# GIVEN RECORDS
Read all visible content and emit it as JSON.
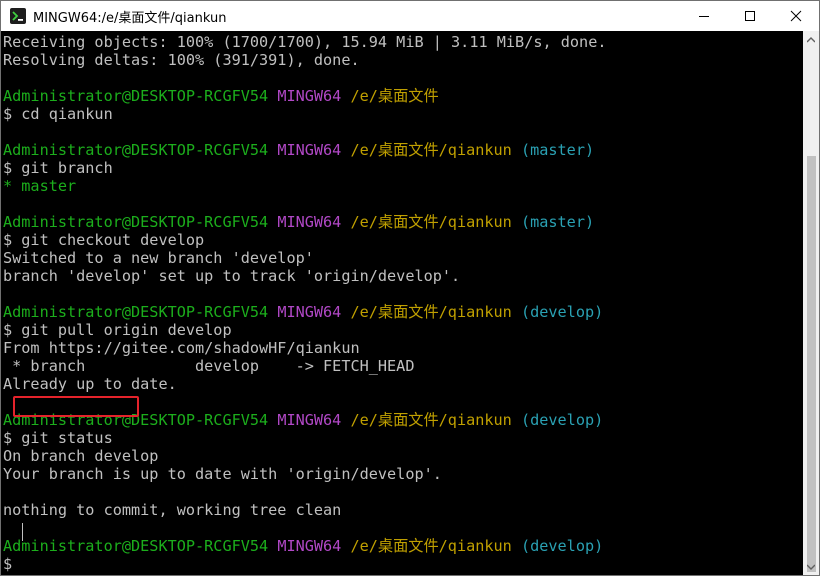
{
  "window": {
    "title": "MINGW64:/e/桌面文件/qiankun",
    "controls": {
      "minimize": "—",
      "maximize": "☐",
      "close": "✕"
    }
  },
  "terminal": {
    "lines": [
      [
        {
          "t": "Receiving objects: 100% (1700/1700), 15.94 MiB | 3.11 MiB/s, done.",
          "c": "w"
        }
      ],
      [
        {
          "t": "Resolving deltas: 100% (391/391), done.",
          "c": "w"
        }
      ],
      [],
      [
        {
          "t": "Administrator@DESKTOP-RCGFV54",
          "c": "g"
        },
        {
          "t": " MINGW64",
          "c": "m"
        },
        {
          "t": " /e/桌面文件",
          "c": "y"
        }
      ],
      [
        {
          "t": "$ cd qiankun",
          "c": "w"
        }
      ],
      [],
      [
        {
          "t": "Administrator@DESKTOP-RCGFV54",
          "c": "g"
        },
        {
          "t": " MINGW64",
          "c": "m"
        },
        {
          "t": " /e/桌面文件/qiankun",
          "c": "y"
        },
        {
          "t": " (master)",
          "c": "c"
        }
      ],
      [
        {
          "t": "$ git branch",
          "c": "w"
        }
      ],
      [
        {
          "t": "* master",
          "c": "g"
        }
      ],
      [],
      [
        {
          "t": "Administrator@DESKTOP-RCGFV54",
          "c": "g"
        },
        {
          "t": " MINGW64",
          "c": "m"
        },
        {
          "t": " /e/桌面文件/qiankun",
          "c": "y"
        },
        {
          "t": " (master)",
          "c": "c"
        }
      ],
      [
        {
          "t": "$ git checkout develop",
          "c": "w"
        }
      ],
      [
        {
          "t": "Switched to a new branch 'develop'",
          "c": "w"
        }
      ],
      [
        {
          "t": "branch 'develop' set up to track 'origin/develop'.",
          "c": "w"
        }
      ],
      [],
      [
        {
          "t": "Administrator@DESKTOP-RCGFV54",
          "c": "g"
        },
        {
          "t": " MINGW64",
          "c": "m"
        },
        {
          "t": " /e/桌面文件/qiankun",
          "c": "y"
        },
        {
          "t": " (develop)",
          "c": "c"
        }
      ],
      [
        {
          "t": "$ git pull origin develop",
          "c": "w"
        }
      ],
      [
        {
          "t": "From https://gitee.com/shadowHF/qiankun",
          "c": "w"
        }
      ],
      [
        {
          "t": " * branch            develop    -> FETCH_HEAD",
          "c": "w"
        }
      ],
      [
        {
          "t": "Already up to date.",
          "c": "w"
        }
      ],
      [],
      [
        {
          "t": "Administrator@DESKTOP-RCGFV54",
          "c": "g"
        },
        {
          "t": " MINGW64",
          "c": "m"
        },
        {
          "t": " /e/桌面文件/qiankun",
          "c": "y"
        },
        {
          "t": " (develop)",
          "c": "c"
        }
      ],
      [
        {
          "t": "$ git status",
          "c": "w"
        }
      ],
      [
        {
          "t": "On branch develop",
          "c": "w"
        }
      ],
      [
        {
          "t": "Your branch is up to date with 'origin/develop'.",
          "c": "w"
        }
      ],
      [],
      [
        {
          "t": "nothing to commit, working tree clean",
          "c": "w"
        }
      ],
      [],
      [
        {
          "t": "Administrator@DESKTOP-RCGFV54",
          "c": "g"
        },
        {
          "t": " MINGW64",
          "c": "m"
        },
        {
          "t": " /e/桌面文件/qiankun",
          "c": "y"
        },
        {
          "t": " (develop)",
          "c": "c"
        }
      ],
      [
        {
          "t": "$ ",
          "c": "w"
        }
      ]
    ]
  },
  "colors": {
    "user_host": "#1cae1c",
    "shell": "#b148c6",
    "path": "#c0a000",
    "branch": "#2aa1b3",
    "text": "#c0c0c0",
    "highlight_box": "#e5232b"
  },
  "icons": {
    "app": "mingw-icon",
    "scroll_up": "scroll-up-arrow-icon",
    "scroll_down": "scroll-down-arrow-icon"
  }
}
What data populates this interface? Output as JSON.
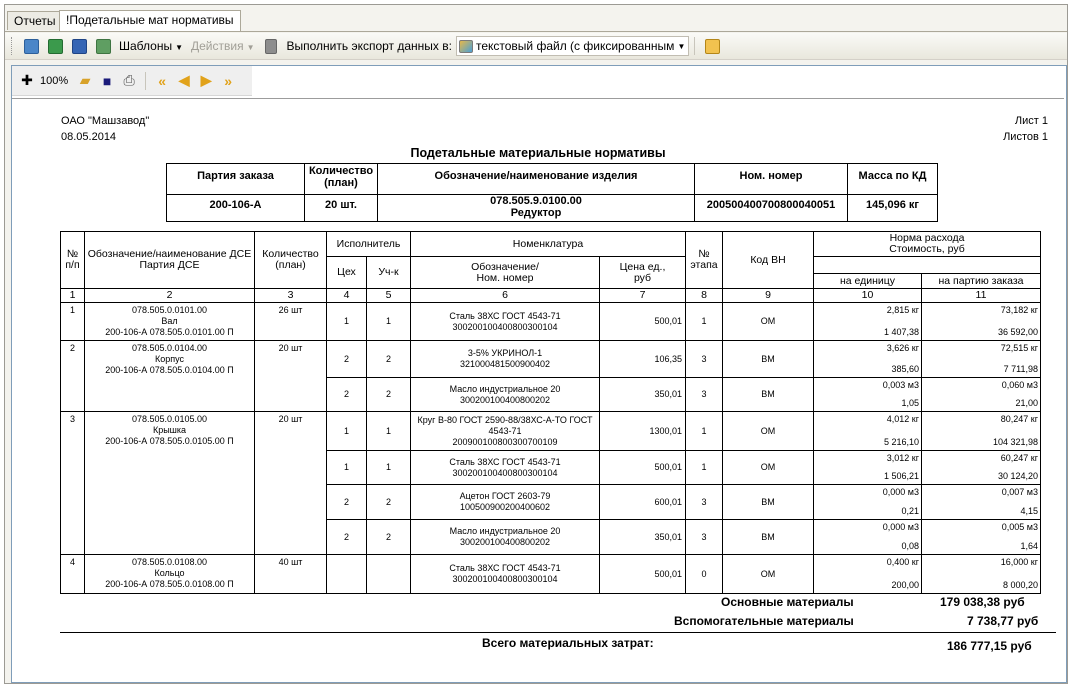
{
  "tabs": [
    "Отчеты",
    "!Подетальные мат нормативы"
  ],
  "toolbar": {
    "templates": "Шаблоны",
    "actions": "Действия",
    "export_label": "Выполнить экспорт данных в:",
    "export_format": "текстовый файл (с фиксированным"
  },
  "viewer": {
    "zoom": "100%"
  },
  "report": {
    "company": "ОАО \"Машзавод\"",
    "date": "08.05.2014",
    "sheet": "Лист 1",
    "sheets": "Листов 1",
    "title": "Подетальные материальные нормативы",
    "info_headers": [
      "Партия заказа",
      "Количество\n(план)",
      "Обозначение/наименование изделия",
      "Ном. номер",
      "Масса по КД"
    ],
    "info_values": [
      "200-106-А",
      "20 шт.",
      "078.505.9.0100.00",
      "20050040070080004005 1",
      "145,096 кг"
    ],
    "info_product_name": "Редуктор",
    "info_nom": "200500400700800040051",
    "columns": {
      "num": "№\nп/п",
      "dse": "Обозначение/наименование ДСЕ\nПартия ДСЕ",
      "qty": "Количество\n(план)",
      "executor": "Исполнитель",
      "shop": "Цех",
      "section": "Уч-к",
      "nomenclature": "Номенклатура",
      "nom_name": "Обозначение/\nНом. номер",
      "price": "Цена ед.,\nруб",
      "stage": "№\nэтапа",
      "code": "Код ВН",
      "norm": "Норма расхода\nСтоимость, руб",
      "per_unit": "на единицу",
      "per_batch": "на партию заказа",
      "indices": [
        "1",
        "2",
        "3",
        "4",
        "5",
        "6",
        "7",
        "8",
        "9",
        "10",
        "11"
      ]
    },
    "items": [
      {
        "num": "1",
        "code": "078.505.0.0101.00",
        "name": "Вал",
        "batch": "200-106-А 078.505.0.0101.00  П",
        "qty": "26 шт",
        "rows": [
          {
            "shop": "1",
            "sec": "1",
            "mat": "Сталь 38ХС ГОСТ 4543-71",
            "nom": "300200100400800300104",
            "price": "500,01",
            "stage": "1",
            "vn": "ОМ",
            "u1": "2,815 кг",
            "u2": "1 407,38",
            "b1": "73,182 кг",
            "b2": "36 592,00"
          }
        ]
      },
      {
        "num": "2",
        "code": "078.505.0.0104.00",
        "name": "Корпус",
        "batch": "200-106-А 078.505.0.0104.00  П",
        "qty": "20 шт",
        "rows": [
          {
            "shop": "2",
            "sec": "2",
            "mat": "3-5% УКРИНОЛ-1",
            "nom": "321000481500900402",
            "price": "106,35",
            "stage": "3",
            "vn": "ВМ",
            "u1": "3,626 кг",
            "u2": "385,60",
            "b1": "72,515 кг",
            "b2": "7 711,98"
          },
          {
            "shop": "2",
            "sec": "2",
            "mat": "Масло индустриальное 20",
            "nom": "300200100400800202",
            "price": "350,01",
            "stage": "3",
            "vn": "ВМ",
            "u1": "0,003 м3",
            "u2": "1,05",
            "b1": "0,060 м3",
            "b2": "21,00"
          }
        ]
      },
      {
        "num": "3",
        "code": "078.505.0.0105.00",
        "name": "Крышка",
        "batch": "200-106-А 078.505.0.0105.00  П",
        "qty": "20 шт",
        "rows": [
          {
            "shop": "1",
            "sec": "1",
            "mat": "Круг В-80 ГОСТ 2590-88/38ХС-А-ТО ГОСТ 4543-71",
            "nom": "200900100800300700109",
            "price": "1300,01",
            "stage": "1",
            "vn": "ОМ",
            "u1": "4,012 кг",
            "u2": "5 216,10",
            "b1": "80,247 кг",
            "b2": "104 321,98"
          },
          {
            "shop": "1",
            "sec": "1",
            "mat": "Сталь 38ХС ГОСТ 4543-71",
            "nom": "300200100400800300104",
            "price": "500,01",
            "stage": "1",
            "vn": "ОМ",
            "u1": "3,012 кг",
            "u2": "1 506,21",
            "b1": "60,247 кг",
            "b2": "30 124,20"
          },
          {
            "shop": "2",
            "sec": "2",
            "mat": "Ацетон ГОСТ 2603-79",
            "nom": "100500900200400602",
            "price": "600,01",
            "stage": "3",
            "vn": "ВМ",
            "u1": "0,000 м3",
            "u2": "0,21",
            "b1": "0,007 м3",
            "b2": "4,15"
          },
          {
            "shop": "2",
            "sec": "2",
            "mat": "Масло индустриальное 20",
            "nom": "300200100400800202",
            "price": "350,01",
            "stage": "3",
            "vn": "ВМ",
            "u1": "0,000 м3",
            "u2": "0,08",
            "b1": "0,005 м3",
            "b2": "1,64"
          }
        ]
      },
      {
        "num": "4",
        "code": "078.505.0.0108.00",
        "name": "Кольцо",
        "batch": "200-106-А 078.505.0.0108.00  П",
        "qty": "40 шт",
        "rows": [
          {
            "shop": "",
            "sec": "",
            "mat": "Сталь 38ХС ГОСТ 4543-71",
            "nom": "300200100400800300104",
            "price": "500,01",
            "stage": "0",
            "vn": "ОМ",
            "u1": "0,400 кг",
            "u2": "200,00",
            "b1": "16,000 кг",
            "b2": "8 000,20"
          }
        ]
      }
    ],
    "totals": {
      "main_label": "Основные материалы",
      "main_value": "179 038,38 руб",
      "aux_label": "Вспомогательные материалы",
      "aux_value": "7 738,77 руб",
      "all_label": "Всего материальных затрат:",
      "all_value": "186 777,15 руб"
    }
  }
}
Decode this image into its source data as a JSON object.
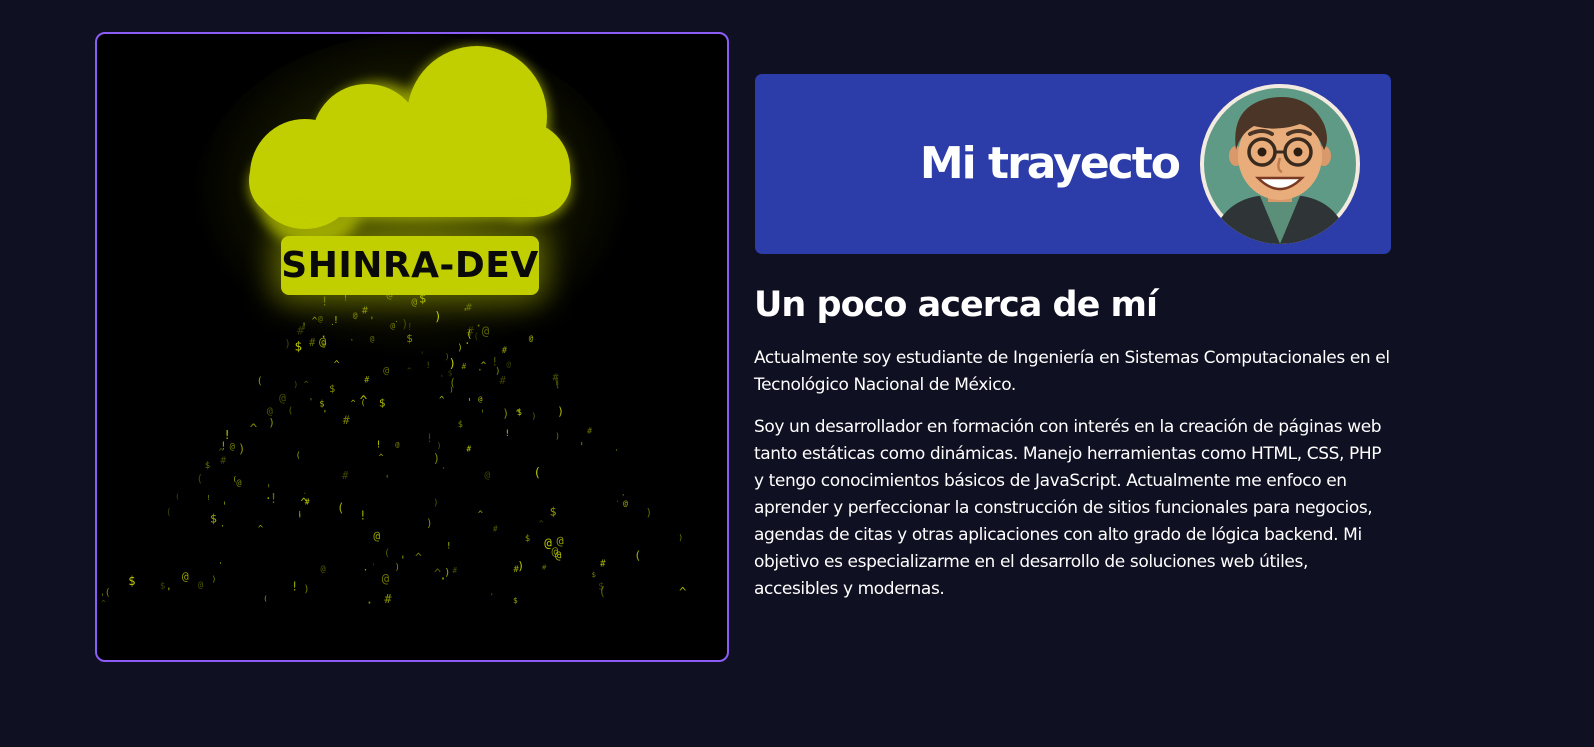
{
  "hero": {
    "brand_label": "SHINRA-DEV",
    "accent_color": "#c1cf00",
    "border_color": "#8b5cf6",
    "icon": "cloud-icon",
    "effect": "code-rain"
  },
  "banner": {
    "title": "Mi trayecto",
    "background_color": "#2c3ca8",
    "avatar_icon": "cartoon-avatar-with-glasses"
  },
  "about": {
    "heading": "Un poco acerca de mí",
    "paragraph_1": "Actualmente soy estudiante de Ingeniería en Sistemas Computacionales en el Tecnológico Nacional de México.",
    "paragraph_2": "Soy un desarrollador en formación con interés en la creación de páginas web tanto estáticas como dinámicas. Manejo herramientas como HTML, CSS, PHP y tengo conocimientos básicos de JavaScript. Actualmente me enfoco en aprender y perfeccionar la construcción de sitios funcionales para negocios, agendas de citas y otras aplicaciones con alto grado de lógica backend. Mi objetivo es especializarme en el desarrollo de soluciones web útiles, accesibles y modernas."
  }
}
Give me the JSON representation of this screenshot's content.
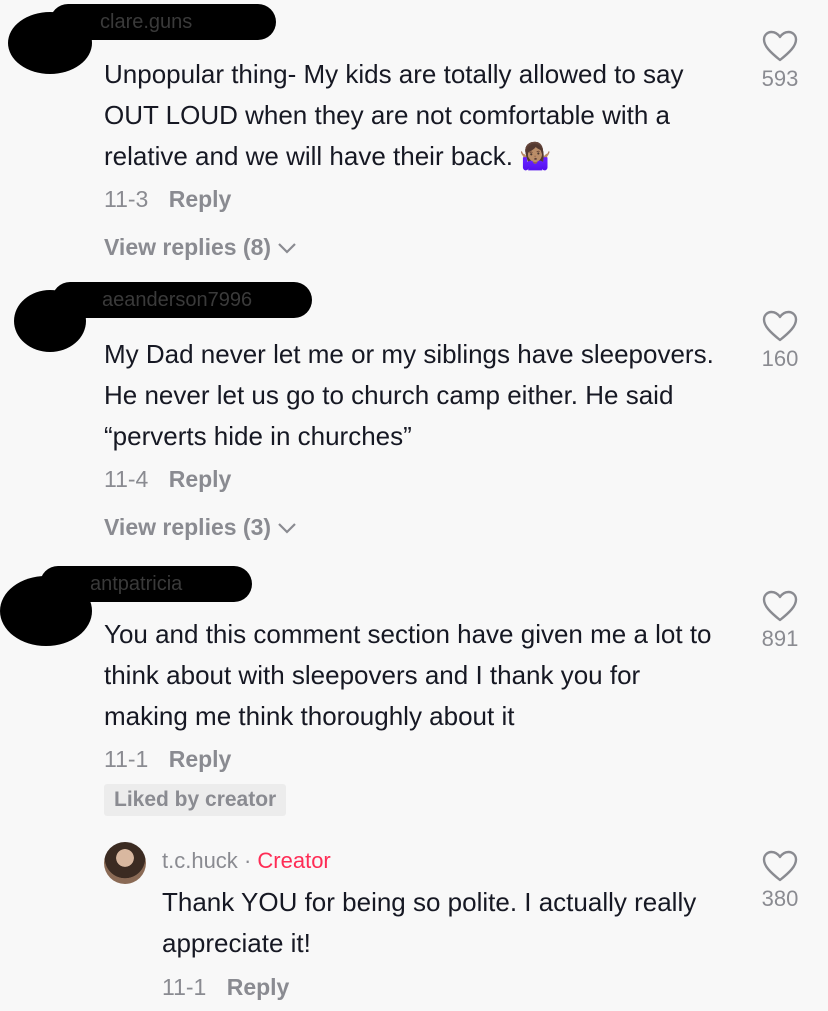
{
  "comments": [
    {
      "username": "clare.guns",
      "text": "Unpopular thing- My kids are totally allowed to say OUT LOUD when they are not comfortable with a relative and we will have their back.",
      "emoji": "🤷🏽‍♀️",
      "date": "11-3",
      "reply_label": "Reply",
      "view_replies": "View replies (8)",
      "likes": "593"
    },
    {
      "username": "aeanderson7996",
      "text": "My Dad never let me or my siblings have sleepovers. He never let us go to church camp either. He said “perverts hide in churches”",
      "date": "11-4",
      "reply_label": "Reply",
      "view_replies": "View replies (3)",
      "likes": "160"
    },
    {
      "username": "antpatricia",
      "text": "You and this comment section have given me a lot to think about with sleepovers and I thank you for making me think thoroughly about it",
      "date": "11-1",
      "reply_label": "Reply",
      "liked_by": "Liked by creator",
      "likes": "891"
    }
  ],
  "creator_reply": {
    "username": "t.c.huck",
    "separator": "·",
    "badge": "Creator",
    "text": "Thank YOU for being so polite. I actually really appreciate it!",
    "date": "11-1",
    "reply_label": "Reply",
    "likes": "380"
  },
  "icons": {
    "like": "heart-outline-icon",
    "expand": "chevron-down-icon"
  },
  "colors": {
    "creator": "#fe2c55",
    "muted": "#8a8b91",
    "text": "#161823"
  }
}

# DIRECTIVE
Which lines of the data include "date"? Copy each of them.

# EXERCISE RESULT
          "t": "Already up to date.",
          "t": "Your branch is up to date with 'origin/develop'.",
    "date": "08.05.2014",
      "date": "11-3",
      "date": "11-4",
      "date": "11-1",
    "date": "11-1",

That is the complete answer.